Exercise directions: The records that follow are to be repeated without alteration.

Items from a data source:
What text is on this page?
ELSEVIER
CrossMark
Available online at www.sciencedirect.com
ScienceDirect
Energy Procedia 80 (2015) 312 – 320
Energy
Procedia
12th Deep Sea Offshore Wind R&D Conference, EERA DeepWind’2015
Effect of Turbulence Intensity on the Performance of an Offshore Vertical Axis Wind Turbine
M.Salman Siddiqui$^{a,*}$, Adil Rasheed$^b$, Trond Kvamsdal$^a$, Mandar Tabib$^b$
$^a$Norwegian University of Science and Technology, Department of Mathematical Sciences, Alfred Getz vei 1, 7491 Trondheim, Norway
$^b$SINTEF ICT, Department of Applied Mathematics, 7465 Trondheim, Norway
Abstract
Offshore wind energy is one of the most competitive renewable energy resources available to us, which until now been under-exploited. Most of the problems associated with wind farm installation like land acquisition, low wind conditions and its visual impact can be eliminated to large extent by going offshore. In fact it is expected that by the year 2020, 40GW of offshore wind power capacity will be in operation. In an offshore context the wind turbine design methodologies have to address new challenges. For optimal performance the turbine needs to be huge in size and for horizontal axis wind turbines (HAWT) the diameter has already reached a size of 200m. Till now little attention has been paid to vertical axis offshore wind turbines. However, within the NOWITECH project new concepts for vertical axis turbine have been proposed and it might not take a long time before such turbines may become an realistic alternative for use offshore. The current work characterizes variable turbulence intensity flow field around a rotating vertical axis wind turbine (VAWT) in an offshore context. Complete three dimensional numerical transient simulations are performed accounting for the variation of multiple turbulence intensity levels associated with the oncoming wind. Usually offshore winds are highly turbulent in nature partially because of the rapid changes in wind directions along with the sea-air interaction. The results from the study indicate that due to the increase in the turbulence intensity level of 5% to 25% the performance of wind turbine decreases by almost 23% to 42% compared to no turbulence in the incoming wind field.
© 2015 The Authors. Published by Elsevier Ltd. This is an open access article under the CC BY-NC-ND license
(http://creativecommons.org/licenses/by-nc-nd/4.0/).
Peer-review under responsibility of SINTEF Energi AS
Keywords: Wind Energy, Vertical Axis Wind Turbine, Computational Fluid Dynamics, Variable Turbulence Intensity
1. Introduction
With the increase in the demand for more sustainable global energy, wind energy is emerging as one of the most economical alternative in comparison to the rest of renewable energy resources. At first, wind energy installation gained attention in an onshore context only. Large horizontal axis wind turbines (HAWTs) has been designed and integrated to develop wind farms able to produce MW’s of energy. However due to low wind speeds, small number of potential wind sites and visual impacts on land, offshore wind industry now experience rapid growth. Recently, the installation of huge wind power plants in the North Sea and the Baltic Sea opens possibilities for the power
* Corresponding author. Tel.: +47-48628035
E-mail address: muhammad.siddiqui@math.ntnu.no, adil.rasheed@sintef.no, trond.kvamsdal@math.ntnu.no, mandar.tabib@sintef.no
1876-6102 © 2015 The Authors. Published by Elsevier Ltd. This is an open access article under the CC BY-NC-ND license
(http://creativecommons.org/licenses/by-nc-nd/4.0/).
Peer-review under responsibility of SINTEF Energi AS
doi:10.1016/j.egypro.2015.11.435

Result below:
What text is on this page?
ELSEVIER
CrossMark
Available online at www.sciencedirect.com
ScienceDirect
Energy Procedia 80 (2015) 312 – 320
Energy
Procedia
12th Deep Sea Offshore Wind R&D Conference, EERA DeepWind’2015
Effect of Turbulence Intensity on the Performance of an Offshore Vertical Axis Wind Turbine
M.Salman Siddiqui$^{a,*}$, Adil Rasheed$^b$, Trond Kvamsdal$^a$, Mandar Tabib$^b$
$^a$Norwegian University of Science and Technology, Department of Mathematical Sciences, Alfred Getz vei 1, 7491 Trondheim, Norway
$^b$SINTEF ICT, Department of Applied Mathematics, 7465 Trondheim, Norway
Abstract
Offshore wind energy is one of the most competitive renewable energy resources available to us, which until now been under-exploited. Most of the problems associated with wind farm installation like land acquisition, low wind conditions and its visual impact can be eliminated to large extent by going offshore. In fact it is expected that by the year 2020, 40GW of offshore wind power capacity will be in operation. In an offshore context the wind turbine design methodologies have to address new challenges. For optimal performance the turbine needs to be huge in size and for horizontal axis wind turbines (HAWT) the diameter has already reached a size of 200m. Till now little attention has been paid to vertical axis offshore wind turbines. However, within the NOWITECH project new concepts for vertical axis turbine have been proposed and it might not take a long time before such turbines may become an realistic alternative for use offshore. The current work characterizes variable turbulence intensity flow field around a rotating vertical axis wind turbine (VAWT) in an offshore context. Complete three dimensional numerical transient simulations are performed accounting for the variation of multiple turbulence intensity levels associated with the oncoming wind. Usually offshore winds are highly turbulent in nature partially because of the rapid changes in wind directions along with the sea-air interaction. The results from the study indicate that due to the increase in the turbulence intensity level of 5% to 25% the performance of wind turbine decreases by almost 23% to 42% compared to no turbulence in the incoming wind field.
© 2015 The Authors. Published by Elsevier Ltd. This is an open access article under the CC BY-NC-ND license
(http://creativecommons.org/licenses/by-nc-nd/4.0/).
Peer-review under responsibility of SINTEF Energi AS
Keywords: Wind Energy, Vertical Axis Wind Turbine, Computational Fluid Dynamics, Variable Turbulence Intensity
1. Introduction
With the increase in the demand for more sustainable global energy, wind energy is emerging as one of the most economical alternative in comparison to the rest of renewable energy resources. At first, wind energy installation gained attention in an onshore context only. Large horizontal axis wind turbines (HAWTs) has been designed and integrated to develop wind farms able to produce MW’s of energy. However due to low wind speeds, small number of potential wind sites and visual impacts on land, offshore wind industry now experience rapid growth. Recently, the installation of huge wind power plants in the North Sea and the Baltic Sea opens possibilities for the power
* Corresponding author. Tel.: +47-48628035
E-mail address: muhammad.siddiqui@math.ntnu.no, adil.rasheed@sintef.no, trond.kvamsdal@math.ntnu.no, mandar.tabib@sintef.no
1876-6102 © 2015 The Authors. Published by Elsevier Ltd. This is an open access article under the CC BY-NC-ND license
(http://creativecommons.org/licenses/by-nc-nd/4.0/).
Peer-review under responsibility of SINTEF Energi AS
doi:10.1016/j.egypro.2015.11.435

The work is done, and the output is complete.